* GOAL OF THE EXERCISE *
Find the string "Targets" in the entries and copy each line that has it.

* INPUT *
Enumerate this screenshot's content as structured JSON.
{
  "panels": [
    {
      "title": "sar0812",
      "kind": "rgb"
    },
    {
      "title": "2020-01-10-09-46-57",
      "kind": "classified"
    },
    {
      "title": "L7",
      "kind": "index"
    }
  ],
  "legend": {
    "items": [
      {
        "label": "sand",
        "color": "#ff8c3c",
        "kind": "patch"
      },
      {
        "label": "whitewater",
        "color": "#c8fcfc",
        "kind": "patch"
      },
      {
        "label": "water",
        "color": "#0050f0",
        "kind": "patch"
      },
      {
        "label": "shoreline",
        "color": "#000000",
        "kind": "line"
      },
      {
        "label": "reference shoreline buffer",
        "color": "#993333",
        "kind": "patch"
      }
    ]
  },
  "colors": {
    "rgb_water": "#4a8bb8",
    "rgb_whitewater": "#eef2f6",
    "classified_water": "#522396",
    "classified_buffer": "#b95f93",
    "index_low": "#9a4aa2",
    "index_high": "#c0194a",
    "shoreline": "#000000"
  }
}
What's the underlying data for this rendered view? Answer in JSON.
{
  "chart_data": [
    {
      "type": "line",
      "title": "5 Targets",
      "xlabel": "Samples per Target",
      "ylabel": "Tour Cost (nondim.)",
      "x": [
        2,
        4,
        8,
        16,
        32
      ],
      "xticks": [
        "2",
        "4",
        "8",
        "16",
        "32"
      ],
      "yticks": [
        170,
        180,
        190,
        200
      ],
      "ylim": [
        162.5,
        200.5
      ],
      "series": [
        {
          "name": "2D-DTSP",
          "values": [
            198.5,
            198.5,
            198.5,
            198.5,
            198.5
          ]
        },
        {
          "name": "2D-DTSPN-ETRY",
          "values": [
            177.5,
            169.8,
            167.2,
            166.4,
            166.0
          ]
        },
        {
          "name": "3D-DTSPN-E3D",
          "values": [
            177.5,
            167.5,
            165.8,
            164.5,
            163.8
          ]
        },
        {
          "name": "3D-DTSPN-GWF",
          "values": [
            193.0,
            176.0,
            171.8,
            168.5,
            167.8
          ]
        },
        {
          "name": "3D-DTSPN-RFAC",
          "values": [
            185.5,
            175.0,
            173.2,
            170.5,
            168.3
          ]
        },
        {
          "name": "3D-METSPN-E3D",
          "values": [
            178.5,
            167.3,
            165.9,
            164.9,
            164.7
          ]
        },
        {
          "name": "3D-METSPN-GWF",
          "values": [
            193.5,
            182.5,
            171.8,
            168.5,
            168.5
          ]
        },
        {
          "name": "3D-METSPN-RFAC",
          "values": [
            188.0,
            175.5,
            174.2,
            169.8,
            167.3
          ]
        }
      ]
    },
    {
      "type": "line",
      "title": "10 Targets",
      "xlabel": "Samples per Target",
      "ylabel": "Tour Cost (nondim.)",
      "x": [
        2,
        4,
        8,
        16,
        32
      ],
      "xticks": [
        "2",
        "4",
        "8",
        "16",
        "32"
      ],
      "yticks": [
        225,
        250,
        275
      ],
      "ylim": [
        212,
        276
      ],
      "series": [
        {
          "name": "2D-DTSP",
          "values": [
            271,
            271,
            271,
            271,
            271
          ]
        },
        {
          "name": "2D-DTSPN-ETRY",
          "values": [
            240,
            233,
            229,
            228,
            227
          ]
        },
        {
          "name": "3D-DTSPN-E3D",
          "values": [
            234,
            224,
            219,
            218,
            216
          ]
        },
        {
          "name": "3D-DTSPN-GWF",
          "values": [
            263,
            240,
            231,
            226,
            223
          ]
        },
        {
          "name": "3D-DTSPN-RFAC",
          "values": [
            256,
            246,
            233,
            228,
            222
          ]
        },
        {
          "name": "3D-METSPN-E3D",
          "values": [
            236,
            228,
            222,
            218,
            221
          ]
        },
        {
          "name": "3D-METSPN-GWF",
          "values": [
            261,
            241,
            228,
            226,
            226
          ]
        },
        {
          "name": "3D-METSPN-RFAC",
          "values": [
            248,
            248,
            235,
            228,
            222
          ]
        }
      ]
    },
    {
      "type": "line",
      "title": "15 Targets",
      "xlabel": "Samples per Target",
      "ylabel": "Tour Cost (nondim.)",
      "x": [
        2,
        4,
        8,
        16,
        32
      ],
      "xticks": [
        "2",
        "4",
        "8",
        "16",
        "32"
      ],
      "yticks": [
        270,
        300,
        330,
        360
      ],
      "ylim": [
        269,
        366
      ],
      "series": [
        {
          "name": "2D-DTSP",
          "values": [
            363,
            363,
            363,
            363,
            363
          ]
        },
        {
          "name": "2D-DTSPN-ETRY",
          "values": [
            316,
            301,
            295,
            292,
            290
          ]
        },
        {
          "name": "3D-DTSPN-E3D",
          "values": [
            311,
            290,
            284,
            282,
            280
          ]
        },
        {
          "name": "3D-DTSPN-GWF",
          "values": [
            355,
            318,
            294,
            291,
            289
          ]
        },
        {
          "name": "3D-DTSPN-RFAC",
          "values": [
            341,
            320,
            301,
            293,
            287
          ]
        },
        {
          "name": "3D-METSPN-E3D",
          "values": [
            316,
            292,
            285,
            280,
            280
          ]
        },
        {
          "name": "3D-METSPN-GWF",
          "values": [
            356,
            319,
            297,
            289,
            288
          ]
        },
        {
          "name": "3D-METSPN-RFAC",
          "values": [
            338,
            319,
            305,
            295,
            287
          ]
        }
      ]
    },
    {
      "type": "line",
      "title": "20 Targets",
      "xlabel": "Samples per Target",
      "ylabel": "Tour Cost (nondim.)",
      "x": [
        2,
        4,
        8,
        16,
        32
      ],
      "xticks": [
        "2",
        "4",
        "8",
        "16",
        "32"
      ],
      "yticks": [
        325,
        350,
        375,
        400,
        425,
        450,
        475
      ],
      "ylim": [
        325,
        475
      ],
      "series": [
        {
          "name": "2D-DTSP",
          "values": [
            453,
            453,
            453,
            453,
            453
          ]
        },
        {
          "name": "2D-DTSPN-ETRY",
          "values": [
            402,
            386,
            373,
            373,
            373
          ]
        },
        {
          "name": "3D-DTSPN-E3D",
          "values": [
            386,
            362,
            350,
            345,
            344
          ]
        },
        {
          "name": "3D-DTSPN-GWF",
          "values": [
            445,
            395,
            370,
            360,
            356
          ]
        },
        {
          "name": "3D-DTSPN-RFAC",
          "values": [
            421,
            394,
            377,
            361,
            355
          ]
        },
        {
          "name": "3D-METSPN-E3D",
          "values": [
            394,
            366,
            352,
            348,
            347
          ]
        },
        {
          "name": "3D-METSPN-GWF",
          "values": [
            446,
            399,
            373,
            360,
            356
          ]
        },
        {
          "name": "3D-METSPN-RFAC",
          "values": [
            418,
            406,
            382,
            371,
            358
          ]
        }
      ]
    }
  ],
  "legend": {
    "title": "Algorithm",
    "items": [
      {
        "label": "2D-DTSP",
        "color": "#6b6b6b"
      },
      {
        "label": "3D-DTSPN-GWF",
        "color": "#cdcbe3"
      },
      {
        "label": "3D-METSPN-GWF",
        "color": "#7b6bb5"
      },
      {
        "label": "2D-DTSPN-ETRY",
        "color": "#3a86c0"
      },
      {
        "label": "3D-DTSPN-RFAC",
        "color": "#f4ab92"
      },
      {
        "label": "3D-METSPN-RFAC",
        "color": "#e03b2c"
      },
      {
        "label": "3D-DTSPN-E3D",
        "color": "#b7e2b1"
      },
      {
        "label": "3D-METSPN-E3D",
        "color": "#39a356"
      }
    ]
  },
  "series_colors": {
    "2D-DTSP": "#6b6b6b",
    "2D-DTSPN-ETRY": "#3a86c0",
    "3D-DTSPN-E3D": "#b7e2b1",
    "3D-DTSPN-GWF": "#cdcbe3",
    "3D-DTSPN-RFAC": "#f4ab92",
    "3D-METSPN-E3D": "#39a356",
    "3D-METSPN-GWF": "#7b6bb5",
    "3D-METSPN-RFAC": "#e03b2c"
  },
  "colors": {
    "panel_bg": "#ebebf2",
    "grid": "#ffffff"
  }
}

* WRITTEN ANSWER *
      "title": "5 Targets",
      "title": "10 Targets",
      "title": "15 Targets",
      "title": "20 Targets",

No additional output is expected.